▸ **Records about charts and figures**:
# # # # #

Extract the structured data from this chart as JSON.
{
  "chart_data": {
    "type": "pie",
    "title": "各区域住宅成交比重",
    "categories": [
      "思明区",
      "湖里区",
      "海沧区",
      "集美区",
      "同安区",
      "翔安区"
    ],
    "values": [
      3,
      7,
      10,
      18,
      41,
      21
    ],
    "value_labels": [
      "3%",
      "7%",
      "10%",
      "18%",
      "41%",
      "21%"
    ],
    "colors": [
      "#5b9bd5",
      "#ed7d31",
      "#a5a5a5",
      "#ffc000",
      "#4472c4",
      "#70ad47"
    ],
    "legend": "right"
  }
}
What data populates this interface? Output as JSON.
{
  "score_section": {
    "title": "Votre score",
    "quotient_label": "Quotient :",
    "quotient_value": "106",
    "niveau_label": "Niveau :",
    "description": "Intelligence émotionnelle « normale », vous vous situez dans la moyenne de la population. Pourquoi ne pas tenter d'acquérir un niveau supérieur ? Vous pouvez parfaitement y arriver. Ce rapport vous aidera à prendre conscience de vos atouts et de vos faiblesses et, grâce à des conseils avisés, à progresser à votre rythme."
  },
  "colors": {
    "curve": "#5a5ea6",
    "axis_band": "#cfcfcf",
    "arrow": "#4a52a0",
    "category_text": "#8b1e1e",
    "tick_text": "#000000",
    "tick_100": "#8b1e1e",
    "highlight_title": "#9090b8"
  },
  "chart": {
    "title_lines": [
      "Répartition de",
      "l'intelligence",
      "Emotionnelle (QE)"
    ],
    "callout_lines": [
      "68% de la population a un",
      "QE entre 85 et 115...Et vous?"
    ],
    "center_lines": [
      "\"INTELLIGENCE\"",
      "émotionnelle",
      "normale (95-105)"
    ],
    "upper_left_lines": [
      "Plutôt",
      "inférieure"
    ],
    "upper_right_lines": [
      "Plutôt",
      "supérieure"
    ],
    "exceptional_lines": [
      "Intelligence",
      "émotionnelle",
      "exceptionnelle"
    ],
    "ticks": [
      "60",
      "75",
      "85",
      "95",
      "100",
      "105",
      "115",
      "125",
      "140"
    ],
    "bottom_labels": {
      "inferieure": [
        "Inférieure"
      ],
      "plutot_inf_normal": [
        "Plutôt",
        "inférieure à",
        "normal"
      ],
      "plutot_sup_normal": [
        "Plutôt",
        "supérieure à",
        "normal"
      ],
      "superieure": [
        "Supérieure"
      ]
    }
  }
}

# # # # #

Return each full line of the entries that contains the word "population".

    "description": "Intelligence émotionnelle « normale », vous vous situez dans la moyenne de la population. Pourquoi ne pas tenter d'acquérir un niveau supérieur ? Vous pouvez parfaitement y arriver. Ce rapport vous aidera à prendre conscience de vos atouts et de vos faiblesses et, grâce à des conseils avisés, à progresser à votre rythme."
      "68% de la population a un",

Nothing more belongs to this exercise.